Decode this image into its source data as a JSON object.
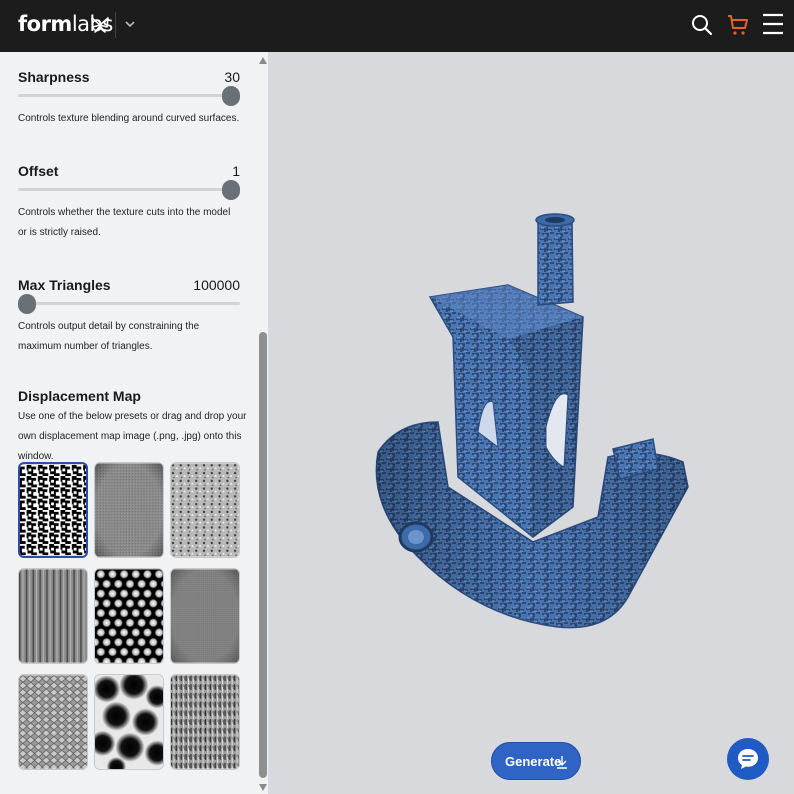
{
  "header": {
    "logo_bold": "form",
    "logo_light": "labs",
    "icons": [
      "butterfly-logo-icon",
      "chevron-down-icon",
      "search-icon",
      "cart-icon",
      "menu-icon"
    ]
  },
  "settings": {
    "sharpness": {
      "label": "Sharpness",
      "value": "30",
      "description": "Controls texture blending around curved surfaces.",
      "level": 1.0
    },
    "offset": {
      "label": "Offset",
      "value": "1",
      "description": "Controls whether the texture cuts into the model or is strictly raised.",
      "level": 1.0
    },
    "max_triangles": {
      "label": "Max Triangles",
      "value": "100000",
      "description": "Controls output detail by constraining the maximum number of triangles.",
      "level": 0.0
    }
  },
  "displacement": {
    "title": "Displacement Map",
    "description": "Use one of the below presets or drag and drop your own displacement map image (.png, .jpg) onto this window.",
    "presets": [
      "noise",
      "fine-grain",
      "speckle",
      "wood",
      "hex-dots",
      "smooth-grain",
      "knurl",
      "cells",
      "bark"
    ],
    "selected_index": 0
  },
  "viewport": {
    "generate_label": "Generate",
    "model_color": "#4a76b3"
  },
  "colors": {
    "topbar": "#1c1c1c",
    "accent_cart": "#e8602c",
    "primary": "#2f63c4"
  }
}
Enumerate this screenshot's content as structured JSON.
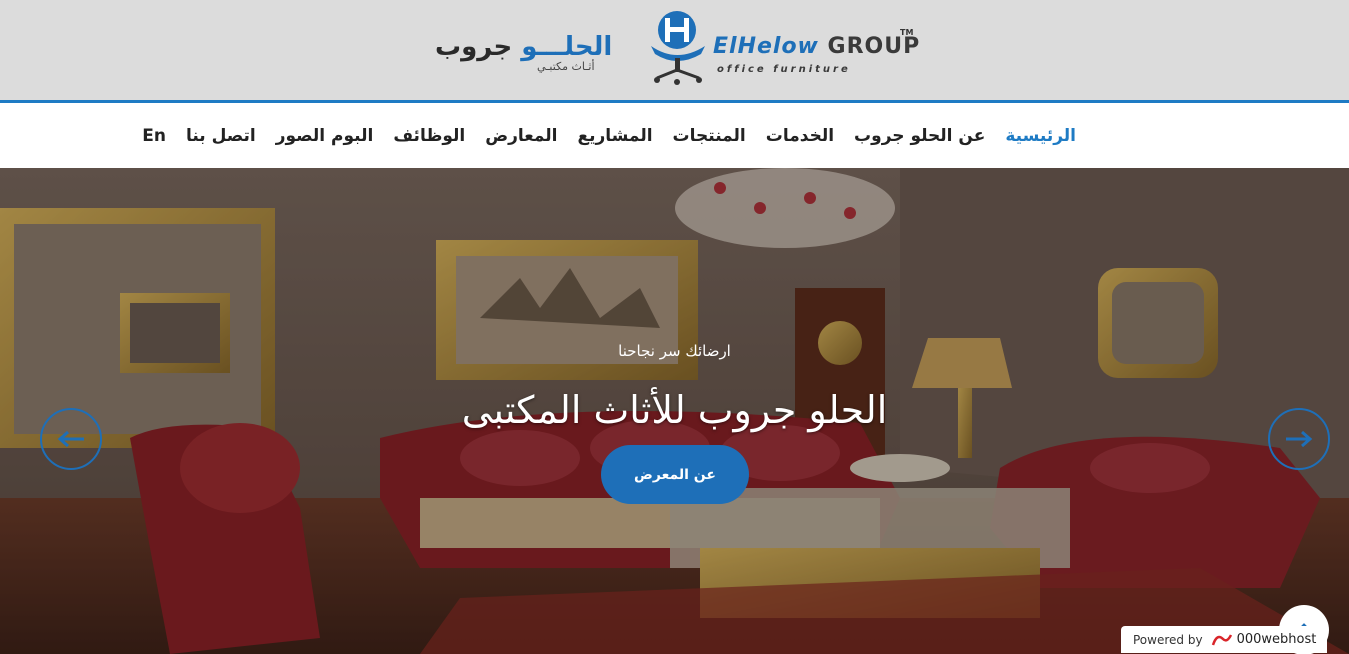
{
  "header": {
    "logo_ar_part1": "الحلـــو",
    "logo_ar_part2": " جروب",
    "logo_ar_sub": "أثـاث مكتبـي",
    "logo_en_part1": "ElHelow",
    "logo_en_part2": " GROUP",
    "logo_en_tm": "TM",
    "logo_en_sub": "office furniture"
  },
  "nav": {
    "items": [
      {
        "label": "الرئيسية",
        "active": true
      },
      {
        "label": "عن الحلو جروب"
      },
      {
        "label": "الخدمات"
      },
      {
        "label": "المنتجات"
      },
      {
        "label": "المشاريع"
      },
      {
        "label": "المعارض"
      },
      {
        "label": "الوظائف"
      },
      {
        "label": "البوم الصور"
      },
      {
        "label": "اتصل بنا"
      },
      {
        "label": "En"
      }
    ]
  },
  "hero": {
    "subtitle": "ارضائك سر نجاحنا",
    "title": "الحلو جروب للأثاث المكتبى",
    "button_label": "عن المعرض"
  },
  "footer_badge": {
    "powered_label": "Powered by",
    "brand": "000webhost"
  },
  "colors": {
    "accent": "#1e7bc4",
    "button": "#1e6fb8",
    "header_bg": "#dcdcdc"
  },
  "icons": {
    "prev": "arrow-left-icon",
    "next": "arrow-right-icon",
    "scroll_top": "chevron-up-icon",
    "brand": "webhost-logo-icon"
  }
}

- - -

Written request: Return the whole listing, word for word, and leave out every picture.

Full output:
Decode this image into its source data as a JSON object.
{
  "header": {
    "logo_bold": "form",
    "logo_light": "labs",
    "icons": [
      "butterfly-logo-icon",
      "chevron-down-icon",
      "search-icon",
      "cart-icon",
      "menu-icon"
    ]
  },
  "settings": {
    "sharpness": {
      "label": "Sharpness",
      "value": "30",
      "description": "Controls texture blending around curved surfaces.",
      "level": 1.0
    },
    "offset": {
      "label": "Offset",
      "value": "1",
      "description": "Controls whether the texture cuts into the model or is strictly raised.",
      "level": 1.0
    },
    "max_triangles": {
      "label": "Max Triangles",
      "value": "100000",
      "description": "Controls output detail by constraining the maximum number of triangles.",
      "level": 0.0
    }
  },
  "displacement": {
    "title": "Displacement Map",
    "description": "Use one of the below presets or drag and drop your own displacement map image (.png, .jpg) onto this window.",
    "presets": [
      "noise",
      "fine-grain",
      "speckle",
      "wood",
      "hex-dots",
      "smooth-grain",
      "knurl",
      "cells",
      "bark"
    ],
    "selected_index": 0
  },
  "viewport": {
    "generate_label": "Generate",
    "model_color": "#4a76b3"
  },
  "colors": {
    "topbar": "#1c1c1c",
    "accent_cart": "#e8602c",
    "primary": "#2f63c4"
  }
}
Enumerate this screenshot's content as structured JSON.
{
  "header": {
    "logo_ar_part1": "الحلـــو",
    "logo_ar_part2": " جروب",
    "logo_ar_sub": "أثـاث مكتبـي",
    "logo_en_part1": "ElHelow",
    "logo_en_part2": " GROUP",
    "logo_en_tm": "TM",
    "logo_en_sub": "office furniture"
  },
  "nav": {
    "items": [
      {
        "label": "الرئيسية",
        "active": true
      },
      {
        "label": "عن الحلو جروب"
      },
      {
        "label": "الخدمات"
      },
      {
        "label": "المنتجات"
      },
      {
        "label": "المشاريع"
      },
      {
        "label": "المعارض"
      },
      {
        "label": "الوظائف"
      },
      {
        "label": "البوم الصور"
      },
      {
        "label": "اتصل بنا"
      },
      {
        "label": "En"
      }
    ]
  },
  "hero": {
    "subtitle": "ارضائك سر نجاحنا",
    "title": "الحلو جروب للأثاث المكتبى",
    "button_label": "عن المعرض"
  },
  "footer_badge": {
    "powered_label": "Powered by",
    "brand": "000webhost"
  },
  "colors": {
    "accent": "#1e7bc4",
    "button": "#1e6fb8",
    "header_bg": "#dcdcdc"
  },
  "icons": {
    "prev": "arrow-left-icon",
    "next": "arrow-right-icon",
    "scroll_top": "chevron-up-icon",
    "brand": "webhost-logo-icon"
  }
}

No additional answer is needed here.